* Required work
Transcribe the entries that follow exactly as they appear, minus pictures.

* Input material
** begin **
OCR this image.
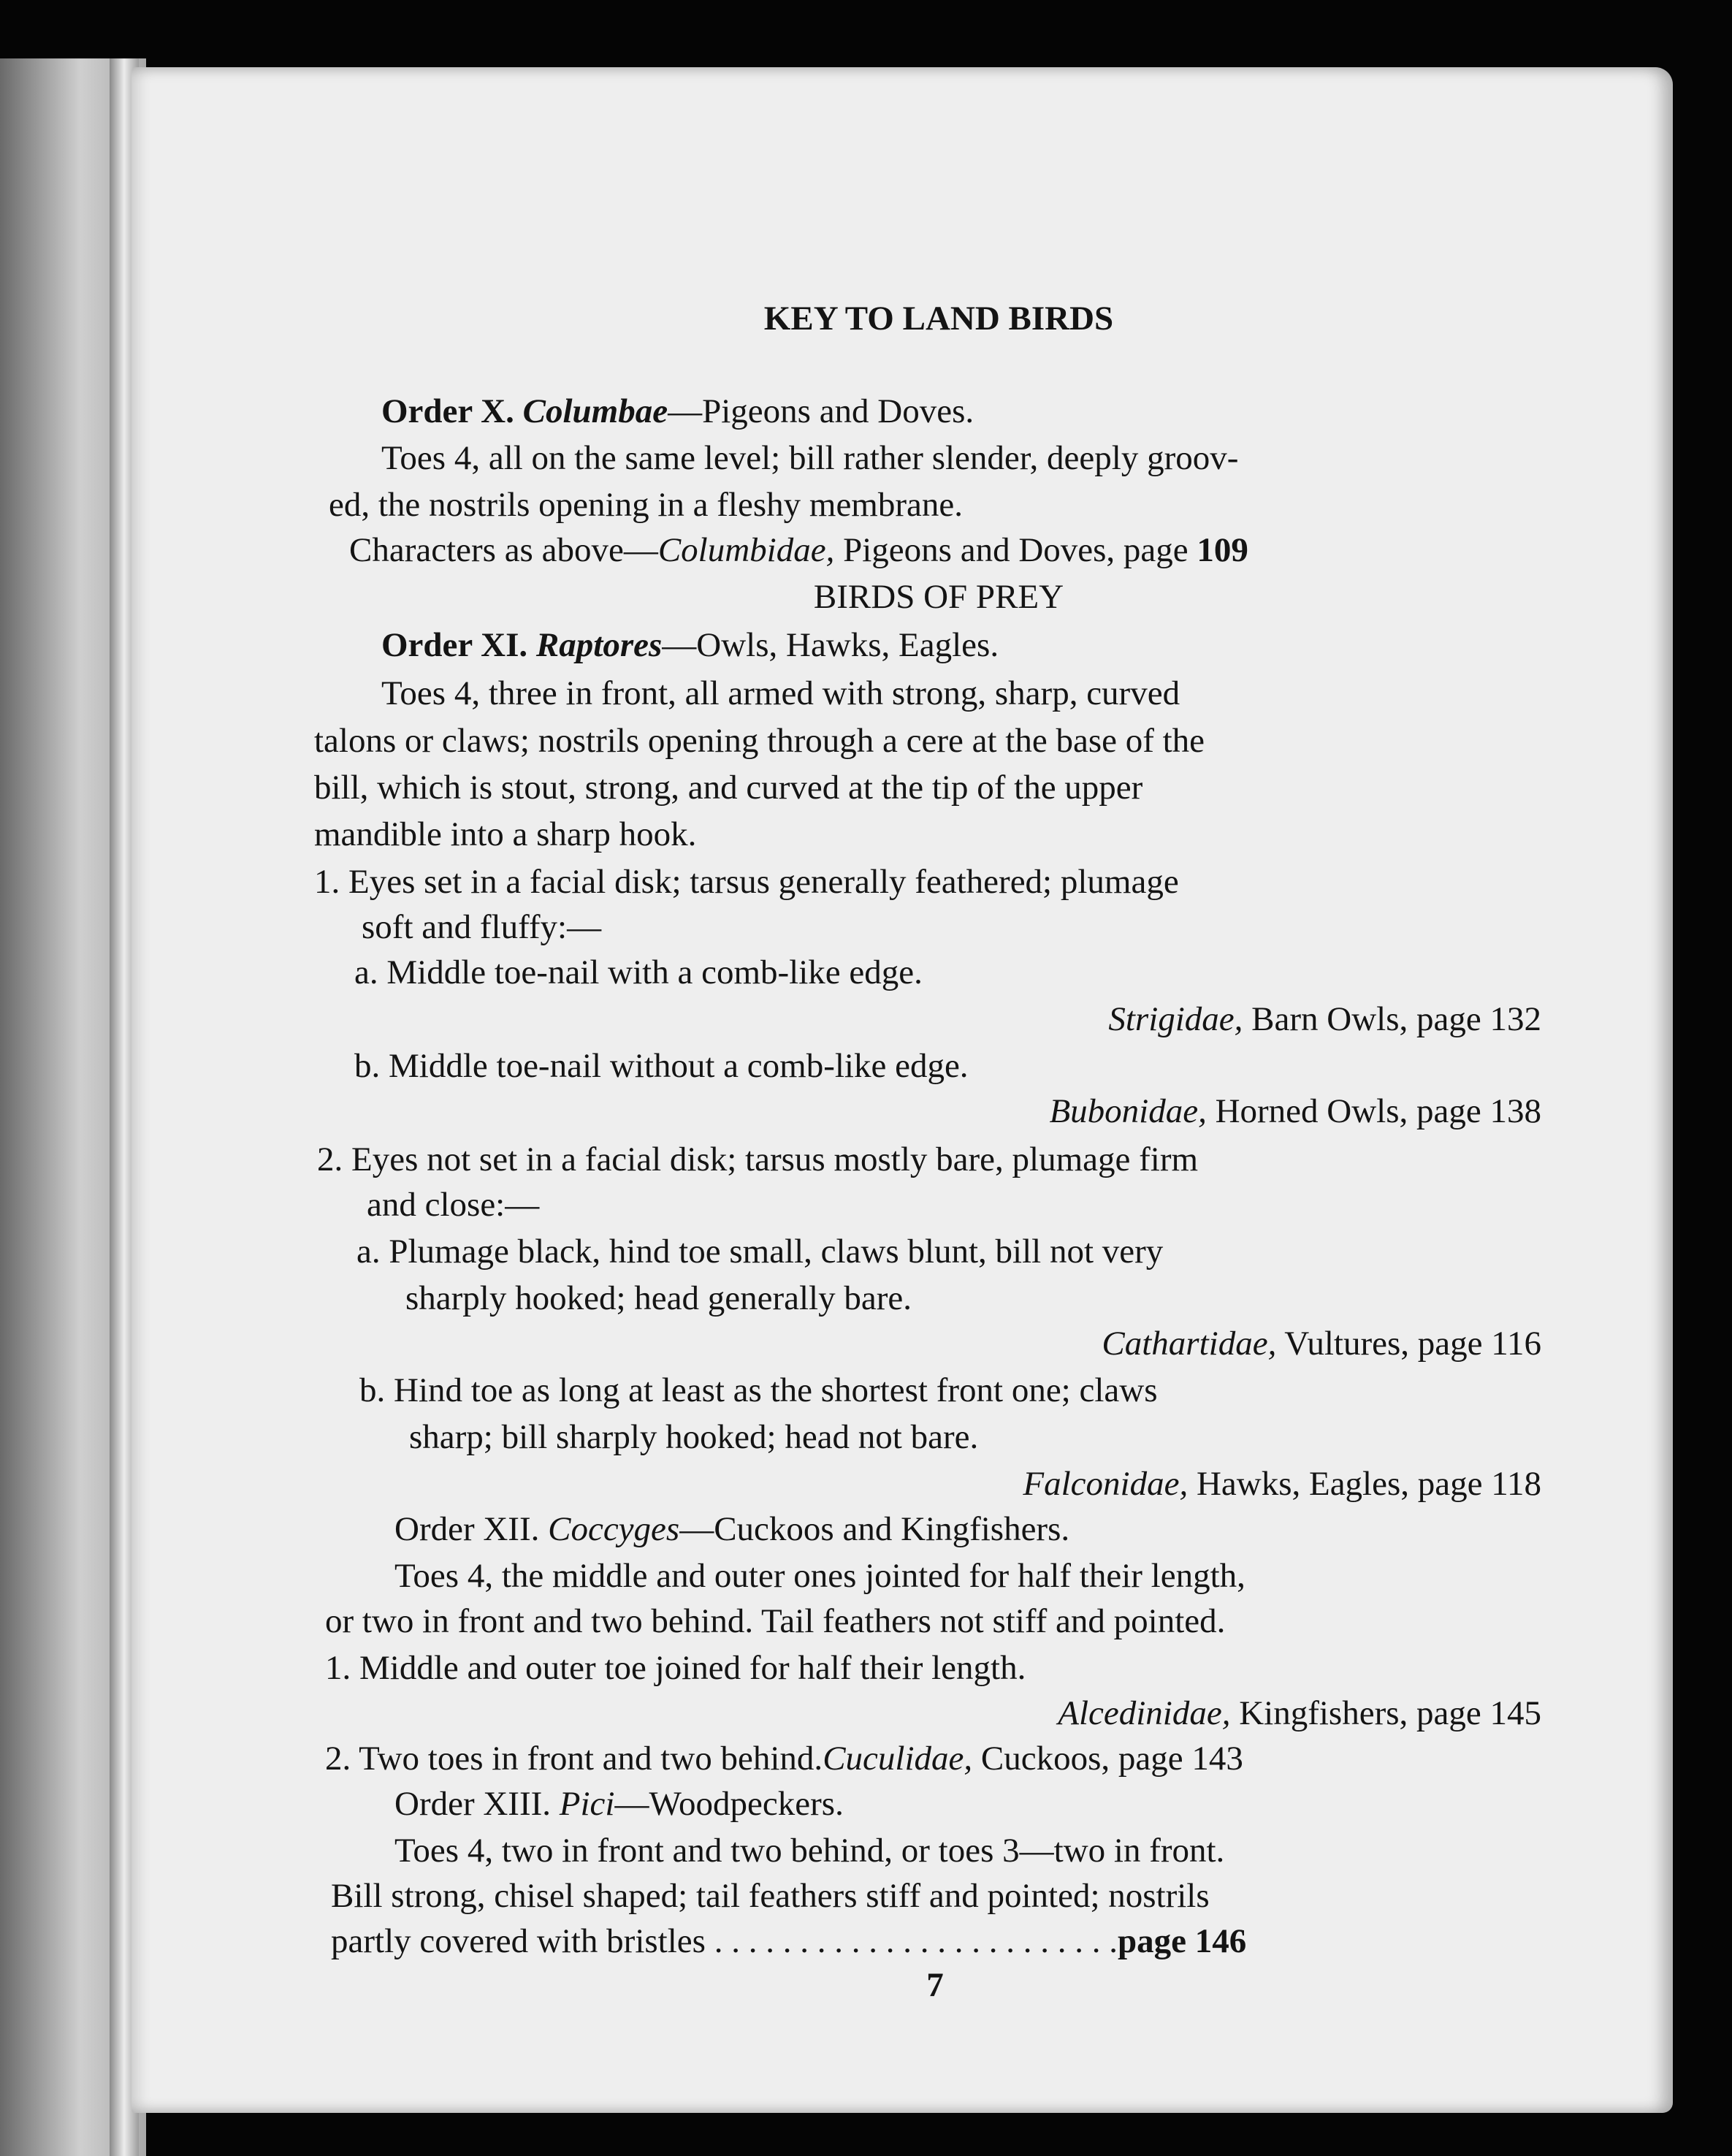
KEY TO LAND BIRDS
Order X. Columbae—Pigeons and Doves.
Toes 4, all on the same level; bill rather slender, deeply groov-
ed, the nostrils opening in a fleshy membrane.
Characters as above—Columbidae, Pigeons and Doves, page 109
BIRDS OF PREY
Order XI. Raptores—Owls, Hawks, Eagles.
Toes 4, three in front, all armed with strong, sharp, curved
talons or claws; nostrils opening through a cere at the base of the
bill, which is stout, strong, and curved at the tip of the upper
mandible into a sharp hook.
1. Eyes set in a facial disk; tarsus generally feathered; plumage
soft and fluffy:—
a. Middle toe-nail with a comb-like edge.
Strigidae, Barn Owls, page 132
b. Middle toe-nail without a comb-like edge.
Bubonidae, Horned Owls, page 138
2. Eyes not set in a facial disk; tarsus mostly bare, plumage firm
and close:—
a. Plumage black, hind toe small, claws blunt, bill not very
sharply hooked; head generally bare.
Cathartidae, Vultures, page 116
b. Hind toe as long at least as the shortest front one; claws
sharp; bill sharply hooked; head not bare.
Falconidae, Hawks, Eagles, page 118
Order XII. Coccyges—Cuckoos and Kingfishers.
Toes 4, the middle and outer ones jointed for half their length,
or two in front and two behind. Tail feathers not stiff and pointed.
1. Middle and outer toe joined for half their length.
Alcedinidae, Kingfishers, page 145
2. Two toes in front and two behind.Cuculidae, Cuckoos, page 143
Order XIII. Pici—Woodpeckers.
Toes 4, two in front and two behind, or toes 3—two in front.
Bill strong, chisel shaped; tail feathers stiff and pointed; nostrils
partly covered with bristles . . . . . . . . . . . . . . . . . . . . . . . .page 146
7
** end **
* Task output
OCR this image.
KEY TO LAND BIRDS
Order X. Columbae—Pigeons and Doves.
Toes 4, all on the same level; bill rather slender, deeply groov-
ed, the nostrils opening in a fleshy membrane.
Characters as above—Columbidae, Pigeons and Doves, page 109
BIRDS OF PREY
Order XI. Raptores—Owls, Hawks, Eagles.
Toes 4, three in front, all armed with strong, sharp, curved
talons or claws; nostrils opening through a cere at the base of the
bill, which is stout, strong, and curved at the tip of the upper
mandible into a sharp hook.
1. Eyes set in a facial disk; tarsus generally feathered; plumage
soft and fluffy:—
a. Middle toe-nail with a comb-like edge.
Strigidae, Barn Owls, page 132
b. Middle toe-nail without a comb-like edge.
Bubonidae, Horned Owls, page 138
2. Eyes not set in a facial disk; tarsus mostly bare, plumage firm
and close:—
a. Plumage black, hind toe small, claws blunt, bill not very
sharply hooked; head generally bare.
Cathartidae, Vultures, page 116
b. Hind toe as long at least as the shortest front one; claws
sharp; bill sharply hooked; head not bare.
Falconidae, Hawks, Eagles, page 118
Order XII. Coccyges—Cuckoos and Kingfishers.
Toes 4, the middle and outer ones jointed for half their length,
or two in front and two behind. Tail feathers not stiff and pointed.
1. Middle and outer toe joined for half their length.
Alcedinidae, Kingfishers, page 145
2. Two toes in front and two behind.Cuculidae, Cuckoos, page 143
Order XIII. Pici—Woodpeckers.
Toes 4, two in front and two behind, or toes 3—two in front.
Bill strong, chisel shaped; tail feathers stiff and pointed; nostrils
partly covered with bristles . . . . . . . . . . . . . . . . . . . . . . . .page 146
7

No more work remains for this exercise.